**WORK INSTRUCTIONS**
Pictures in the records should not be copied, but every other part must be repeated exactly.

**Stored records**
------------------------
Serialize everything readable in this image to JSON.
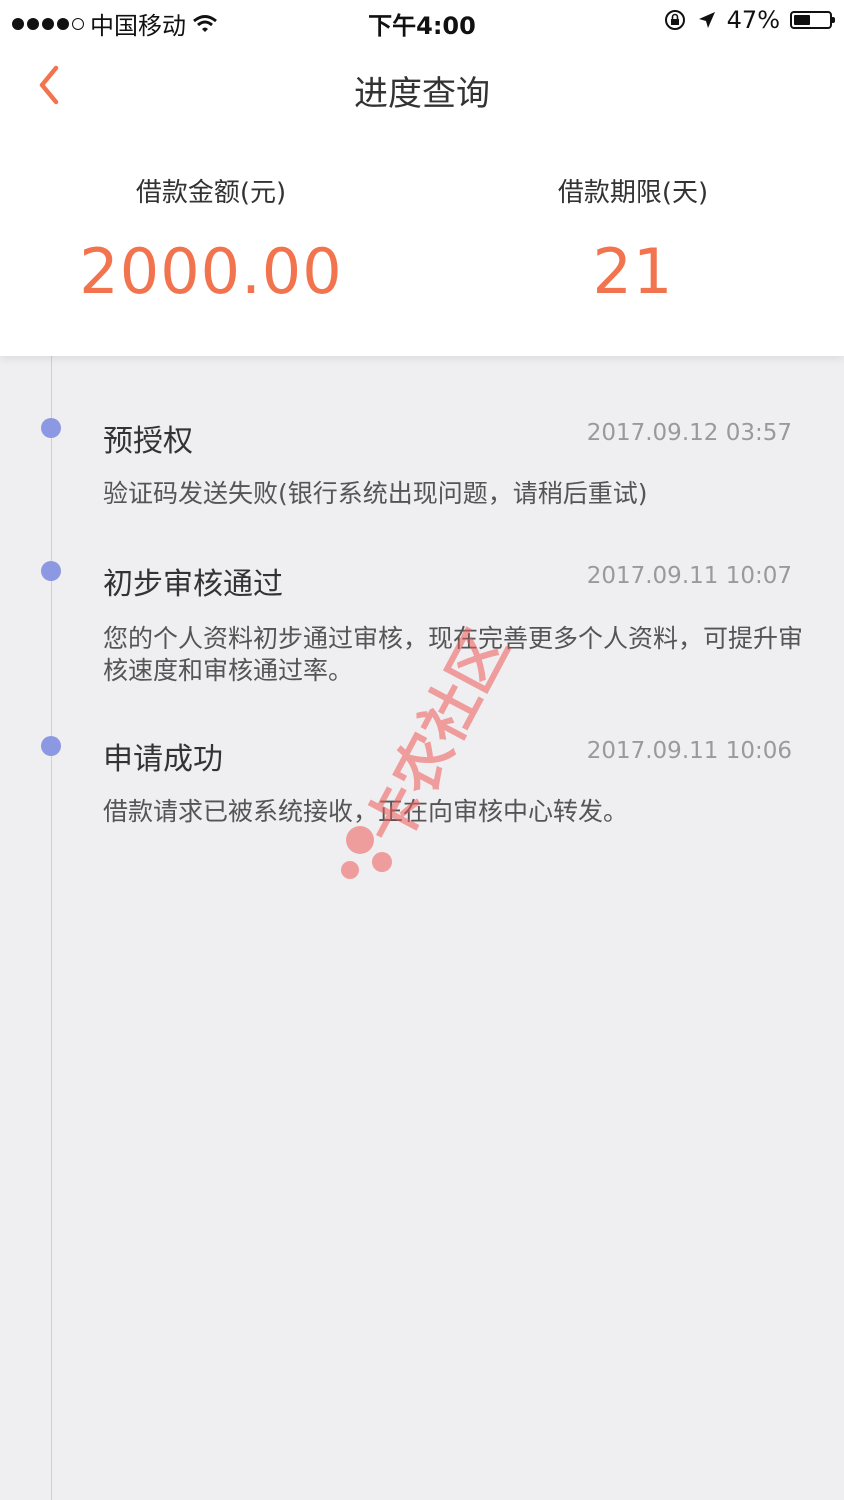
{
  "status_bar": {
    "carrier": "中国移动",
    "time": "下午4:00",
    "battery": "47%",
    "battery_level": 0.47
  },
  "nav": {
    "title": "进度查询",
    "back_icon": "chevron-left-icon"
  },
  "summary": {
    "amount_label": "借款金额(元)",
    "amount_value": "2000.00",
    "term_label": "借款期限(天)",
    "term_value": "21"
  },
  "timeline": [
    {
      "title": "预授权",
      "date": "2017.09.12 03:57",
      "desc": "验证码发送失败(银行系统出现问题，请稍后重试)"
    },
    {
      "title": "初步审核通过",
      "date": "2017.09.11 10:07",
      "desc": "您的个人资料初步通过审核，现在完善更多个人资料，可提升审核速度和审核通过率。"
    },
    {
      "title": "申请成功",
      "date": "2017.09.11 10:06",
      "desc": "借款请求已被系统接收，正在向审核中心转发。"
    }
  ],
  "watermark": {
    "text": "卡农社区"
  },
  "colors": {
    "accent": "#f2744e",
    "bullet": "#8d98e3",
    "background": "#efeff1"
  }
}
------------------------
**THE SOLUTION**
Serialize everything readable in this image to JSON.
{
  "status_bar": {
    "carrier": "中国移动",
    "time": "下午4:00",
    "battery": "47%",
    "battery_level": 0.47
  },
  "nav": {
    "title": "进度查询",
    "back_icon": "chevron-left-icon"
  },
  "summary": {
    "amount_label": "借款金额(元)",
    "amount_value": "2000.00",
    "term_label": "借款期限(天)",
    "term_value": "21"
  },
  "timeline": [
    {
      "title": "预授权",
      "date": "2017.09.12 03:57",
      "desc": "验证码发送失败(银行系统出现问题，请稍后重试)"
    },
    {
      "title": "初步审核通过",
      "date": "2017.09.11 10:07",
      "desc": "您的个人资料初步通过审核，现在完善更多个人资料，可提升审核速度和审核通过率。"
    },
    {
      "title": "申请成功",
      "date": "2017.09.11 10:06",
      "desc": "借款请求已被系统接收，正在向审核中心转发。"
    }
  ],
  "watermark": {
    "text": "卡农社区"
  },
  "colors": {
    "accent": "#f2744e",
    "bullet": "#8d98e3",
    "background": "#efeff1"
  }
}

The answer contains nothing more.